- **Short task**
Count how many lines hold the string "Item", and give only that number.

Stored entries
□ □ □
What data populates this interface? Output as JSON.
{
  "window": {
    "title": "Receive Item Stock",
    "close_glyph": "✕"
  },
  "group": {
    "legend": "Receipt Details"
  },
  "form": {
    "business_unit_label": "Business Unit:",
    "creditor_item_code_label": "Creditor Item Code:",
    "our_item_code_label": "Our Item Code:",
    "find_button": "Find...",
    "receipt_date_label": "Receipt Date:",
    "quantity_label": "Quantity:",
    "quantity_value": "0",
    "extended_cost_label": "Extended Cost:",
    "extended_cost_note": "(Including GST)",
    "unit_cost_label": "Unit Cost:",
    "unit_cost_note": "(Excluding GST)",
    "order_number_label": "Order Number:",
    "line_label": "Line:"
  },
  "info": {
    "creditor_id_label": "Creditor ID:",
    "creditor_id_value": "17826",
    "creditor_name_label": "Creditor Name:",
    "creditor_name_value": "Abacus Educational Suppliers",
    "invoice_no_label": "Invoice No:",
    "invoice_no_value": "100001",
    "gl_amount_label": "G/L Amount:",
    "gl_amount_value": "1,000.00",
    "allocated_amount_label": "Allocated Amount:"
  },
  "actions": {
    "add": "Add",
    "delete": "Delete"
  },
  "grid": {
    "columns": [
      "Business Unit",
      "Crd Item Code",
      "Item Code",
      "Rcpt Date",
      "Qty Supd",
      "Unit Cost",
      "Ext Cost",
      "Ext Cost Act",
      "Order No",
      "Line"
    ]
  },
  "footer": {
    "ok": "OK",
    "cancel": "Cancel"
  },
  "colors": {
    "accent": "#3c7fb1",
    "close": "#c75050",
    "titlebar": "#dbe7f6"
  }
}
□ □ □
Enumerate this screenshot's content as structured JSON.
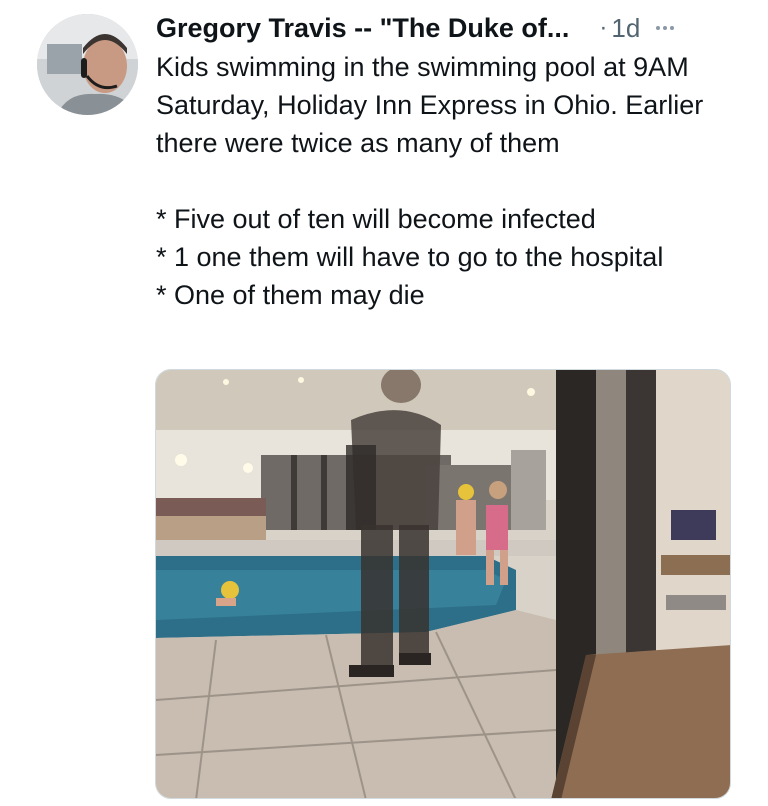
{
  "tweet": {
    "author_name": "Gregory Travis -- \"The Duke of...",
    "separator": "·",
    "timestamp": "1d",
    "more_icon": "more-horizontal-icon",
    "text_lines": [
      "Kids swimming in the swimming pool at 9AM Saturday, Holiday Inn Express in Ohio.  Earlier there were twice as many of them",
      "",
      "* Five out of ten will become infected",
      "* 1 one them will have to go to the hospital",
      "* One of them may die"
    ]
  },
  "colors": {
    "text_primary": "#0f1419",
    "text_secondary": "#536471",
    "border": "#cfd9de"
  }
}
□ □ □
- **Output for this task**
5